◆ **Exercise description**
Below are the records; locate each line with the word "Rates" and copy it.
## BEGIN Records shown
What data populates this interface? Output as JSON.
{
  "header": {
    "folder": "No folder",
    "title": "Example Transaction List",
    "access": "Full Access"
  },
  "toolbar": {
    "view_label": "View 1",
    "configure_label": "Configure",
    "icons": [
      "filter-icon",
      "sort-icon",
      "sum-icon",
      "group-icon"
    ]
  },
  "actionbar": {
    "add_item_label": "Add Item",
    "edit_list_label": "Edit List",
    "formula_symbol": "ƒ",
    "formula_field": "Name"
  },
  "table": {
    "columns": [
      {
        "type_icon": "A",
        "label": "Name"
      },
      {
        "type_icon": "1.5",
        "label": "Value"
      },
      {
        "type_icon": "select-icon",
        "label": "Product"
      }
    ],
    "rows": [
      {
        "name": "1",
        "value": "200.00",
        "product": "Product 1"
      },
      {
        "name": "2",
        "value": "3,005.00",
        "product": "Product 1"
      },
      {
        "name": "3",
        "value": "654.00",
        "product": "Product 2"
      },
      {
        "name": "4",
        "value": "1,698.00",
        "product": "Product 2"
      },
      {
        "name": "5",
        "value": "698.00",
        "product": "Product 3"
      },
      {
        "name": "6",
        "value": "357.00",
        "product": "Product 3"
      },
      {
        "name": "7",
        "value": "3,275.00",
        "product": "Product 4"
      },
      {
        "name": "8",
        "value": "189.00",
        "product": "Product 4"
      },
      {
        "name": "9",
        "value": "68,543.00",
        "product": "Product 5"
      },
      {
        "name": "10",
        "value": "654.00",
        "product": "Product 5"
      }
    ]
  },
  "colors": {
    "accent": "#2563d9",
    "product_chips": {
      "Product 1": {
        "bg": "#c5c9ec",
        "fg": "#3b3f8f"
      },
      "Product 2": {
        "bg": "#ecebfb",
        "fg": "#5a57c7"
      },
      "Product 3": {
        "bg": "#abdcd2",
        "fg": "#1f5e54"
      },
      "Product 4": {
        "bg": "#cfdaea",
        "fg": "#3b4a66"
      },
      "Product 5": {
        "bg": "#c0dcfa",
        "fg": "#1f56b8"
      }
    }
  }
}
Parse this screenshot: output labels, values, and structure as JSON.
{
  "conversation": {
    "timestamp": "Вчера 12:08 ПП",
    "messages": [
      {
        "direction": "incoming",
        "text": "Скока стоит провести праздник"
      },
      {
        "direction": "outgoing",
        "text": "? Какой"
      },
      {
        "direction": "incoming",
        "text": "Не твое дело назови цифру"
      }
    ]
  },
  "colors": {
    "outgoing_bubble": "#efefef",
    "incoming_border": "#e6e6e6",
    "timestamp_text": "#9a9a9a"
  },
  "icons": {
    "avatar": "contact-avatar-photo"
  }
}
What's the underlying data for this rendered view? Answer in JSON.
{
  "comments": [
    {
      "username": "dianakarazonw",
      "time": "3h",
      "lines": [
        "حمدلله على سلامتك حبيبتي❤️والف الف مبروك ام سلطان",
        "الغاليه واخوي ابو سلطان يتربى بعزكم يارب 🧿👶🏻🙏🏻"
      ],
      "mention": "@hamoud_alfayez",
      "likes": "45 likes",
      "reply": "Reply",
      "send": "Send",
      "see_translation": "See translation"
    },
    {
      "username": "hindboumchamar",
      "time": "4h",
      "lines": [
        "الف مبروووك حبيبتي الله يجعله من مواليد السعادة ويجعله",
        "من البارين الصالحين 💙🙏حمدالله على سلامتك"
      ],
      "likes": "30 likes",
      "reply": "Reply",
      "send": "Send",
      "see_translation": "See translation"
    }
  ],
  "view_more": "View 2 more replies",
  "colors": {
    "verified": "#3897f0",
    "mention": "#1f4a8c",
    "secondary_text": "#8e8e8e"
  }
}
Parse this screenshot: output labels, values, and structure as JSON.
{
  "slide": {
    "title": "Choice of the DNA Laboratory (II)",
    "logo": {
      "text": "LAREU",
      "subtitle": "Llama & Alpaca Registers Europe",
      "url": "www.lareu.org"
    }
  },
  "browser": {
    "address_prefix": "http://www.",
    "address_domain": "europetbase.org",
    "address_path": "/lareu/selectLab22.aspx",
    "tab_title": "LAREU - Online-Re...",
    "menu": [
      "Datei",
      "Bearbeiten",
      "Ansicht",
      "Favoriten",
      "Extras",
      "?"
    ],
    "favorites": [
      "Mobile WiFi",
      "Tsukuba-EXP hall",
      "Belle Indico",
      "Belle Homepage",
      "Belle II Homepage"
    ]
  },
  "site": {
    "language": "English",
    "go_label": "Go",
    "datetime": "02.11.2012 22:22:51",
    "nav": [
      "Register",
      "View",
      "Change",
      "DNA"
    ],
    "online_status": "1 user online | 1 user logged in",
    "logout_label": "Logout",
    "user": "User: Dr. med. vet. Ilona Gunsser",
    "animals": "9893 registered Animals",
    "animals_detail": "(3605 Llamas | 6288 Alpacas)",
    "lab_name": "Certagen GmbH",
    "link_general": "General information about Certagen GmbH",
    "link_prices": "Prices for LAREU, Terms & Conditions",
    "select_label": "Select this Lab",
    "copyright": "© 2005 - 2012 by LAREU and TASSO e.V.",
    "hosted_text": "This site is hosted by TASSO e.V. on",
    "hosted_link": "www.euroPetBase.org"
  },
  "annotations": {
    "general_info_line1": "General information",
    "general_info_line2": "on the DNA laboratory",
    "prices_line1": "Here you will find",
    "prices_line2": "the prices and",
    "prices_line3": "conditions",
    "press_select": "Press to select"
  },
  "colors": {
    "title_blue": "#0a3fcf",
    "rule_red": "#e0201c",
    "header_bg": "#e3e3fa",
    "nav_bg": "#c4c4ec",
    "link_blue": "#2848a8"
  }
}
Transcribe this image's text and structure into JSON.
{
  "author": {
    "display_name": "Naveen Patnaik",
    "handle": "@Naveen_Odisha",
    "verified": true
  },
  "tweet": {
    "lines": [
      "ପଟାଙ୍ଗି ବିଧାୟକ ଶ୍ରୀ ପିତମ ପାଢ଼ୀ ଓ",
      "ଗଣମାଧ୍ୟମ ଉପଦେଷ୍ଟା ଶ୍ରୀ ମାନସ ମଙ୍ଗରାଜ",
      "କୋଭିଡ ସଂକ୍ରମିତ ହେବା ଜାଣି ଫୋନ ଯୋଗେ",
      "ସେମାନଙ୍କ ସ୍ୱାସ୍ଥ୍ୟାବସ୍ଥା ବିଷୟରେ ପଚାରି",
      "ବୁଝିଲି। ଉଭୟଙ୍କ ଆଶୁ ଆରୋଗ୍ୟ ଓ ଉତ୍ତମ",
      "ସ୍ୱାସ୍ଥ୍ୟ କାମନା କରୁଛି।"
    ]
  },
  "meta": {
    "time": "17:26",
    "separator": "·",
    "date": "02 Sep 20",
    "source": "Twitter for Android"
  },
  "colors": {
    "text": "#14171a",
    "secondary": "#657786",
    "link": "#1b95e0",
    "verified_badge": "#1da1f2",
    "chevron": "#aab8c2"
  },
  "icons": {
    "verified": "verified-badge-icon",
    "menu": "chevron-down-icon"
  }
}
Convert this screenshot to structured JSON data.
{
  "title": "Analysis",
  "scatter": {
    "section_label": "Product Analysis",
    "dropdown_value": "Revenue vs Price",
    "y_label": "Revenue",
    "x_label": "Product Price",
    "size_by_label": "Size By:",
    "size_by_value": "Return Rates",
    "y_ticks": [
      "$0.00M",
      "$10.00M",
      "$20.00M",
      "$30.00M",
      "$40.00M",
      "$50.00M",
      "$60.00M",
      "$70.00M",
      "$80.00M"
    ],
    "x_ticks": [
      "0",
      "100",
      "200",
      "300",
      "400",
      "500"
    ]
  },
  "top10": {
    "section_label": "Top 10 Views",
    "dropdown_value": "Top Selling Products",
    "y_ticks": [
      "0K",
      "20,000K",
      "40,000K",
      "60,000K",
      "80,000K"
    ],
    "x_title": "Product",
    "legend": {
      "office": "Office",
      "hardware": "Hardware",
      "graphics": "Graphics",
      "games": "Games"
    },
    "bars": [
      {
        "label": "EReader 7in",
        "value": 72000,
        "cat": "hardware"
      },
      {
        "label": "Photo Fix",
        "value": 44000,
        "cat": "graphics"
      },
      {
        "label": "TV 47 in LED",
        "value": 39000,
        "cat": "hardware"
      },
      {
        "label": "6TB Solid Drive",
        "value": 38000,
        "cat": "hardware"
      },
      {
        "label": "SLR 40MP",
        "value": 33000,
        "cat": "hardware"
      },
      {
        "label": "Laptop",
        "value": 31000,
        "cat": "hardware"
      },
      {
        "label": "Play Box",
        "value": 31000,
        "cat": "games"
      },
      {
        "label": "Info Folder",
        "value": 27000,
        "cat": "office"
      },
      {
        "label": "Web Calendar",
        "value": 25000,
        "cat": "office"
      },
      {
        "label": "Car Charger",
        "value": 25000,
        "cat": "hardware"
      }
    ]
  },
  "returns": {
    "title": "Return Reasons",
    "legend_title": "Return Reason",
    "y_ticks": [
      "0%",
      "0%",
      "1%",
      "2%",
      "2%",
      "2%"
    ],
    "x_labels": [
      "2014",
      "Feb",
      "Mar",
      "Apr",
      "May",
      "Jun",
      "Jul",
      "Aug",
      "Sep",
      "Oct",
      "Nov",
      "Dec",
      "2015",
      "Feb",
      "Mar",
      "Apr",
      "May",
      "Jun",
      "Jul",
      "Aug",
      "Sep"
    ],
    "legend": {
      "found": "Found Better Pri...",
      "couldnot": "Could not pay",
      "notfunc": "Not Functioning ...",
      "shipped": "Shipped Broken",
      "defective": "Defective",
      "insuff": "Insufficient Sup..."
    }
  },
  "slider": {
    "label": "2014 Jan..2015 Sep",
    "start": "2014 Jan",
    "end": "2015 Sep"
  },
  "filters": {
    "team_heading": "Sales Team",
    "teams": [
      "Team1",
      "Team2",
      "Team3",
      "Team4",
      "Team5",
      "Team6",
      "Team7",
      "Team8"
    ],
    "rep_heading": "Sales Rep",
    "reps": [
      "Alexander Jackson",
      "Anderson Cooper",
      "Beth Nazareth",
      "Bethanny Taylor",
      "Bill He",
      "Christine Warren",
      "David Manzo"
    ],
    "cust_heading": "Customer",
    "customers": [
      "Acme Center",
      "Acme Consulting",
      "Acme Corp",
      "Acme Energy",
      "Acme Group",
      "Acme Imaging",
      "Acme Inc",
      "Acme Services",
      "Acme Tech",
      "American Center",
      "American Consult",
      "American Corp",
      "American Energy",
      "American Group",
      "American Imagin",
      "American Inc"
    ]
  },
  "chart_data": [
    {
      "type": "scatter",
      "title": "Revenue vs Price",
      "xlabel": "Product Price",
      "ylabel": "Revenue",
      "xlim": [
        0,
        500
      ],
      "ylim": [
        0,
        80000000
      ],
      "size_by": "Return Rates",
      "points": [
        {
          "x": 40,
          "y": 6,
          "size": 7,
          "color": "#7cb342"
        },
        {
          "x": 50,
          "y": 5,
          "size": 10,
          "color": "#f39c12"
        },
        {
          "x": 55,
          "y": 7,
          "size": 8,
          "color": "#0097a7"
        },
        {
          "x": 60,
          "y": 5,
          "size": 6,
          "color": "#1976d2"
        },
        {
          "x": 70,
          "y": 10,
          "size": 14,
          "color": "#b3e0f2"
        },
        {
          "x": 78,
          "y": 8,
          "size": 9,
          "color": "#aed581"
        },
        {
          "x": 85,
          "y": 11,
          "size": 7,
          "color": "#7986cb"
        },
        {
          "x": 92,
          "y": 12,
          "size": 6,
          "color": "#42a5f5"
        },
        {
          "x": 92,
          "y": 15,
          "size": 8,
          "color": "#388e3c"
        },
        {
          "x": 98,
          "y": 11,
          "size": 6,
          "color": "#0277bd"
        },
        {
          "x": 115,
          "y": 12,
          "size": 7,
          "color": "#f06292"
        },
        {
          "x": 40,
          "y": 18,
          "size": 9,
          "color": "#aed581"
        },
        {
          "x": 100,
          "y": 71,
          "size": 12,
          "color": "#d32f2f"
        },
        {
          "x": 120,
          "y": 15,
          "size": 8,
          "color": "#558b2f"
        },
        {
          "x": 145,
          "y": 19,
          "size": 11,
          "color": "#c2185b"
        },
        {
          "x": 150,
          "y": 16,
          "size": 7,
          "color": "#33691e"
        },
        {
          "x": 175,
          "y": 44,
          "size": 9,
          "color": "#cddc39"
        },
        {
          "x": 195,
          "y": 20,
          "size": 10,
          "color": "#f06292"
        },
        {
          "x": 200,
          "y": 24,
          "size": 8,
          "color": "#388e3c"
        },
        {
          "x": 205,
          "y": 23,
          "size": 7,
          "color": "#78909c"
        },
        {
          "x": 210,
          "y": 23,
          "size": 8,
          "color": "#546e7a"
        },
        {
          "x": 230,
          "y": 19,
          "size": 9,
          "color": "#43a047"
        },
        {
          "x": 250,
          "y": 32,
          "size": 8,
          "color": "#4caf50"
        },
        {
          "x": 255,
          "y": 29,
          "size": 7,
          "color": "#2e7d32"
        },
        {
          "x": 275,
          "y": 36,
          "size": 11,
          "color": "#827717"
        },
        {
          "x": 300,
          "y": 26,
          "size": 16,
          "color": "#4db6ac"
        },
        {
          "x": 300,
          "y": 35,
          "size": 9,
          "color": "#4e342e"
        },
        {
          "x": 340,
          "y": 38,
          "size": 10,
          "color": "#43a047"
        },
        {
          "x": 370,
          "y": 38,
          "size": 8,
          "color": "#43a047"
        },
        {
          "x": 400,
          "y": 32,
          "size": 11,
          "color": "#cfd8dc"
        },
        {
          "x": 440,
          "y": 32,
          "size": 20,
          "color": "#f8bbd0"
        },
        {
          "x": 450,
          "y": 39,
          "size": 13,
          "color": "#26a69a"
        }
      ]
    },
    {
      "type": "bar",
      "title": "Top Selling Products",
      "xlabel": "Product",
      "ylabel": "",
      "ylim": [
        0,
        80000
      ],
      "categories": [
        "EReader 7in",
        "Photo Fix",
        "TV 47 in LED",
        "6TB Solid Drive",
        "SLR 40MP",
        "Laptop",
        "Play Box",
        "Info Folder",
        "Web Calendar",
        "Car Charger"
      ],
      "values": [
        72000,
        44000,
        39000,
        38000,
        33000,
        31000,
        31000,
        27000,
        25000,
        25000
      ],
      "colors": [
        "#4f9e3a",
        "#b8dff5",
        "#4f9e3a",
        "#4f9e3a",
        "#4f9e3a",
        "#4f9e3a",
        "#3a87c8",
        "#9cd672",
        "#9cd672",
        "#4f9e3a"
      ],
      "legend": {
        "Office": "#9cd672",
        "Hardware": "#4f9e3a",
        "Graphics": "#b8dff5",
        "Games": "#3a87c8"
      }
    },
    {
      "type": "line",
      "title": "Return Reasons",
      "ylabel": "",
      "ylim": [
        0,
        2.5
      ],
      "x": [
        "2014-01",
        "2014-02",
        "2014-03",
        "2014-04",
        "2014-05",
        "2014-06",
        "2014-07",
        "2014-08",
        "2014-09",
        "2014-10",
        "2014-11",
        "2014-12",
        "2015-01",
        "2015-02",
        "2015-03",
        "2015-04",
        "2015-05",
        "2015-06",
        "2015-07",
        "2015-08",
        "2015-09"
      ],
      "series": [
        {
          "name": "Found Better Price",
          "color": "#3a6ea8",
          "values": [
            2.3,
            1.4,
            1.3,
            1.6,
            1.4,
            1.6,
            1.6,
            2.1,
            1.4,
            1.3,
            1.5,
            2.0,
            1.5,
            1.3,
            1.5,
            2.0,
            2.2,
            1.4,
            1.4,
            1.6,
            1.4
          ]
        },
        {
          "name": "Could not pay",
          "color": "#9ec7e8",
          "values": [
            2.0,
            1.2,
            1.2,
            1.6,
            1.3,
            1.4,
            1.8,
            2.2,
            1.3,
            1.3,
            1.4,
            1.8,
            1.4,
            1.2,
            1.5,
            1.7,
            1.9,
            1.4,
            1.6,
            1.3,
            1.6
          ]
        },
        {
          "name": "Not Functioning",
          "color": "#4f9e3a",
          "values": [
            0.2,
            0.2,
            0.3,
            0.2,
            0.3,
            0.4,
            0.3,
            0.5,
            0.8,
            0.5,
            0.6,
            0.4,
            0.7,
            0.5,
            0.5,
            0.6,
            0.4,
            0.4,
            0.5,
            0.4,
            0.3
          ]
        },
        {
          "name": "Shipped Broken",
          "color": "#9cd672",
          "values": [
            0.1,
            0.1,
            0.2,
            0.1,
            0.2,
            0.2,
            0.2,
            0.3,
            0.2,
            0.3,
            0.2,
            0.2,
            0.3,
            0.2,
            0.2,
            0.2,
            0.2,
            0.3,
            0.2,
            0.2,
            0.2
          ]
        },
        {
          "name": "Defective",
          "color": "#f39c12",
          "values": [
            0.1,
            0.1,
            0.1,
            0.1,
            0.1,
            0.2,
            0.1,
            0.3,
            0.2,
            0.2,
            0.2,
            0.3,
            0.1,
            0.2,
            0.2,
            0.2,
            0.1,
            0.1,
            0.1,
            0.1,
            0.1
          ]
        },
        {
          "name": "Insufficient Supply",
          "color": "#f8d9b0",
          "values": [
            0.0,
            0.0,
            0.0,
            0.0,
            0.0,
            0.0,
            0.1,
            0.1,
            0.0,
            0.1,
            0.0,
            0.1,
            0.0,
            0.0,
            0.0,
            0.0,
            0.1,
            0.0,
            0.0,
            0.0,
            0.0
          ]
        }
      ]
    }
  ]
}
## END Records shown
◆ **Result of this task**
    "size_by_value": "Return Rates",
      "size_by": "Return Rates",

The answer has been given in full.